EXERCISE REQUIREMENTS:
Quote each line of the material verbatim, without the pictures.

Records from a data collection:
------------------------------------------------
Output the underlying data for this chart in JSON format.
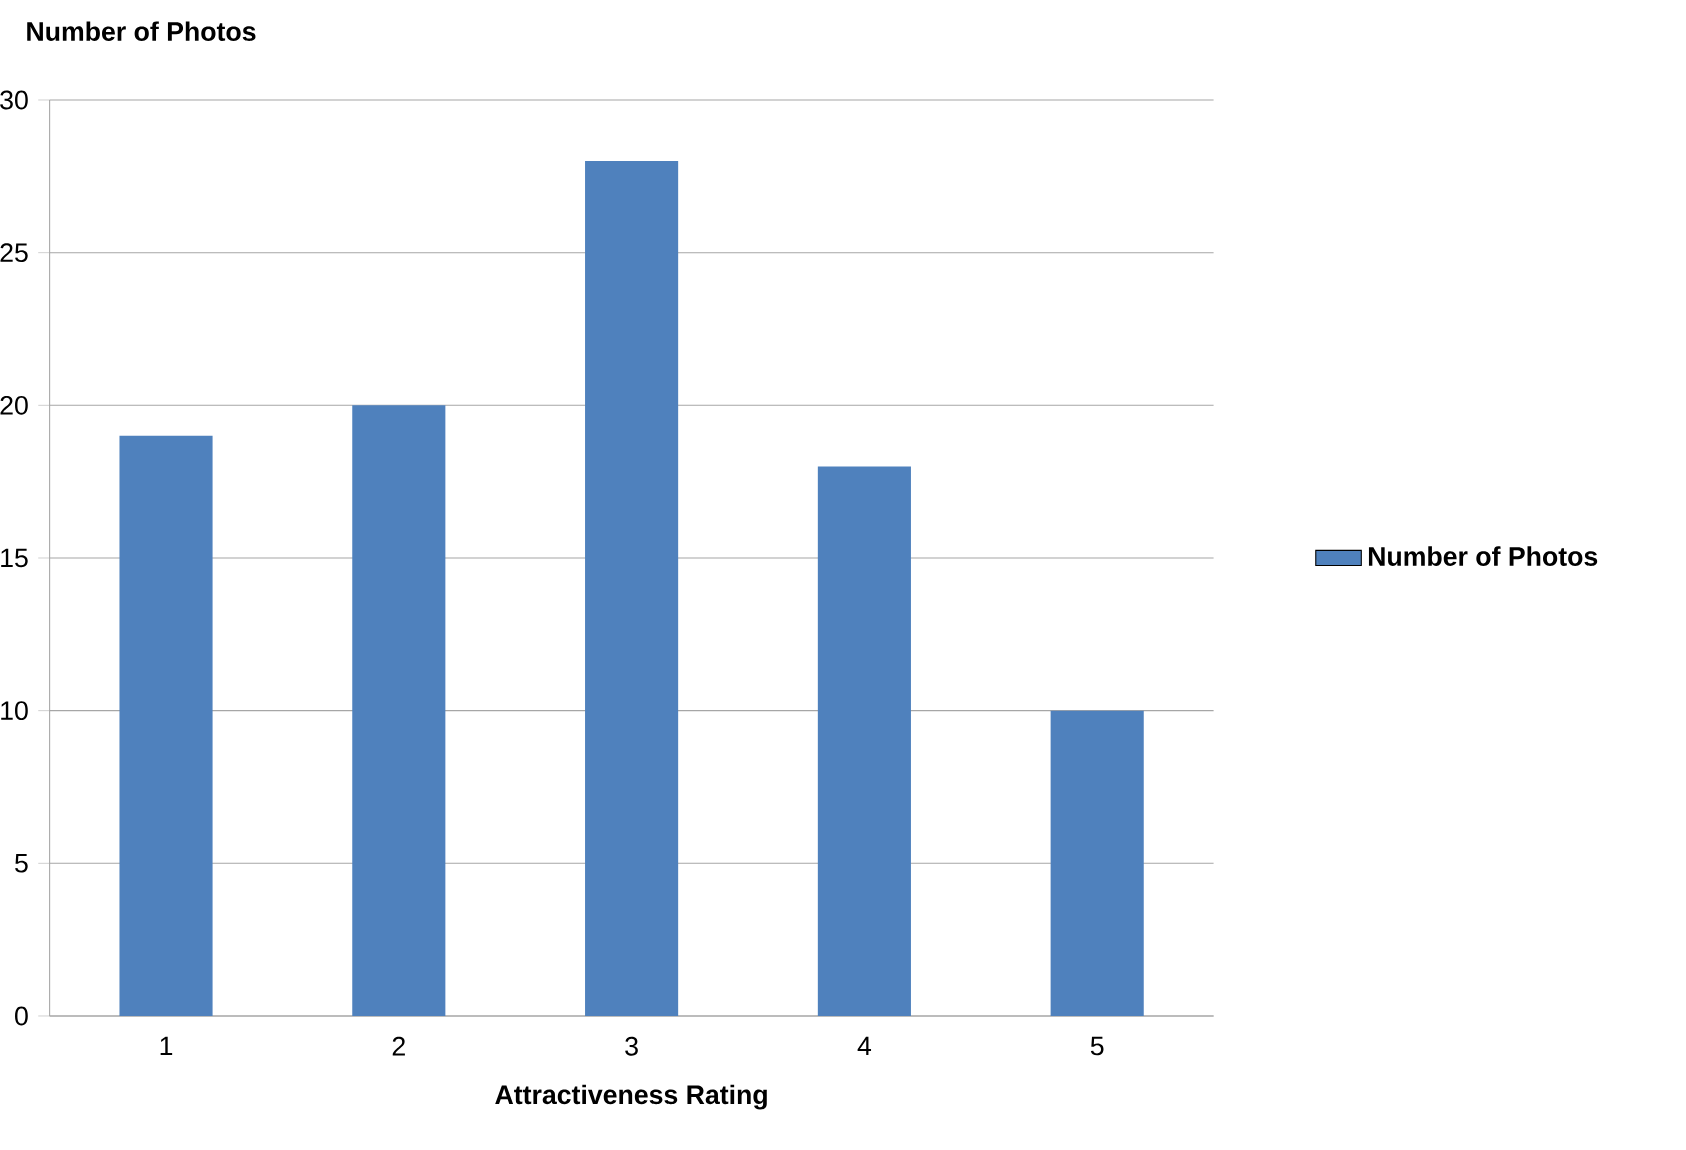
{
  "chart_data": {
    "type": "bar",
    "ylabel": "Number of Photos",
    "xlabel": "Attractiveness Rating",
    "categories": [
      "1",
      "2",
      "3",
      "4",
      "5"
    ],
    "series": [
      {
        "name": "Number of Photos",
        "color": "#4f81bd",
        "values": [
          19,
          20,
          28,
          18,
          10
        ]
      }
    ],
    "ylim": [
      0,
      30
    ],
    "yticks": [
      0,
      5,
      10,
      15,
      20,
      25,
      30
    ],
    "grid": "y",
    "legend": "right"
  }
}
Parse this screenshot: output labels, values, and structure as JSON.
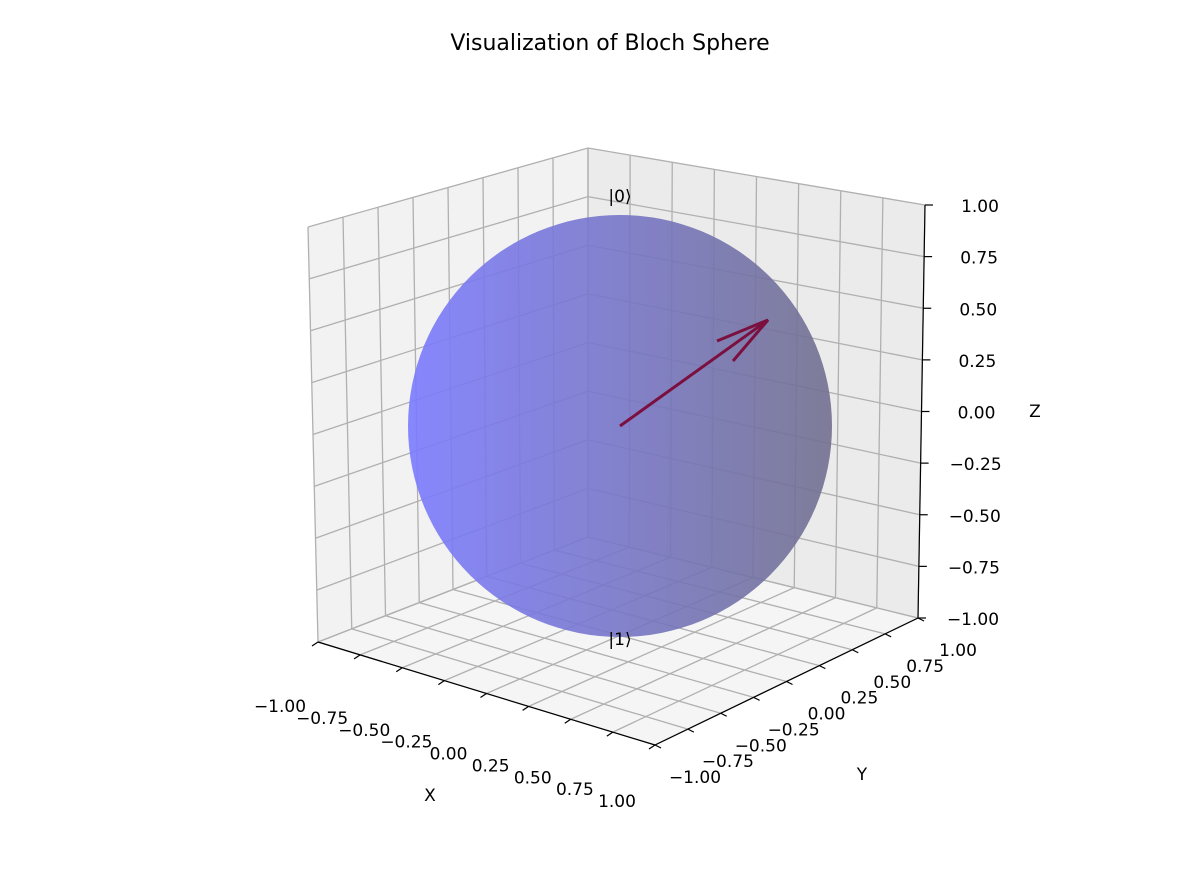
{
  "chart_data": {
    "type": "3d-surface-vector",
    "title": "Visualization of Bloch Sphere",
    "xlabel": "X",
    "ylabel": "Y",
    "zlabel": "Z",
    "xlim": [
      -1.0,
      1.0
    ],
    "ylim": [
      -1.0,
      1.0
    ],
    "zlim": [
      -1.0,
      1.0
    ],
    "x_ticks": [
      "−1.00",
      "−0.75",
      "−0.50",
      "−0.25",
      "0.00",
      "0.25",
      "0.50",
      "0.75",
      "1.00"
    ],
    "y_ticks": [
      "−1.00",
      "−0.75",
      "−0.50",
      "−0.25",
      "0.00",
      "0.25",
      "0.50",
      "0.75",
      "1.00"
    ],
    "z_ticks": [
      "1.00",
      "0.75",
      "0.50",
      "0.25",
      "0.00",
      "−0.25",
      "−0.50",
      "−0.75",
      "−1.00"
    ],
    "grid": true,
    "sphere": {
      "radius": 1.0,
      "color": "#5b5bf2",
      "alpha": 0.55
    },
    "state_vector": {
      "origin": [
        0,
        0,
        0
      ],
      "direction": [
        0.36,
        0.79,
        0.5
      ],
      "color": "#7b1040"
    },
    "annotations": [
      {
        "text": "|0⟩",
        "position": [
          0,
          0,
          1
        ]
      },
      {
        "text": "|1⟩",
        "position": [
          0,
          0,
          -1
        ]
      }
    ]
  }
}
------------------------------------------------
SOLUTION FOR THIS EXERCISE:
Output the underlying data for this chart in JSON format.
{
  "chart_data": {
    "type": "bar",
    "ylabel": "Number of Photos",
    "xlabel": "Attractiveness Rating",
    "categories": [
      "1",
      "2",
      "3",
      "4",
      "5"
    ],
    "series": [
      {
        "name": "Number of Photos",
        "color": "#4f81bd",
        "values": [
          19,
          20,
          28,
          18,
          10
        ]
      }
    ],
    "ylim": [
      0,
      30
    ],
    "yticks": [
      0,
      5,
      10,
      15,
      20,
      25,
      30
    ],
    "grid": "y",
    "legend": "right"
  }
}
Parse this screenshot: output labels, values, and structure as JSON.
{
  "chart_data": {
    "type": "3d-surface-vector",
    "title": "Visualization of Bloch Sphere",
    "xlabel": "X",
    "ylabel": "Y",
    "zlabel": "Z",
    "xlim": [
      -1.0,
      1.0
    ],
    "ylim": [
      -1.0,
      1.0
    ],
    "zlim": [
      -1.0,
      1.0
    ],
    "x_ticks": [
      "−1.00",
      "−0.75",
      "−0.50",
      "−0.25",
      "0.00",
      "0.25",
      "0.50",
      "0.75",
      "1.00"
    ],
    "y_ticks": [
      "−1.00",
      "−0.75",
      "−0.50",
      "−0.25",
      "0.00",
      "0.25",
      "0.50",
      "0.75",
      "1.00"
    ],
    "z_ticks": [
      "1.00",
      "0.75",
      "0.50",
      "0.25",
      "0.00",
      "−0.25",
      "−0.50",
      "−0.75",
      "−1.00"
    ],
    "grid": true,
    "sphere": {
      "radius": 1.0,
      "color": "#5b5bf2",
      "alpha": 0.55
    },
    "state_vector": {
      "origin": [
        0,
        0,
        0
      ],
      "direction": [
        0.36,
        0.79,
        0.5
      ],
      "color": "#7b1040"
    },
    "annotations": [
      {
        "text": "|0⟩",
        "position": [
          0,
          0,
          1
        ]
      },
      {
        "text": "|1⟩",
        "position": [
          0,
          0,
          -1
        ]
      }
    ]
  }
}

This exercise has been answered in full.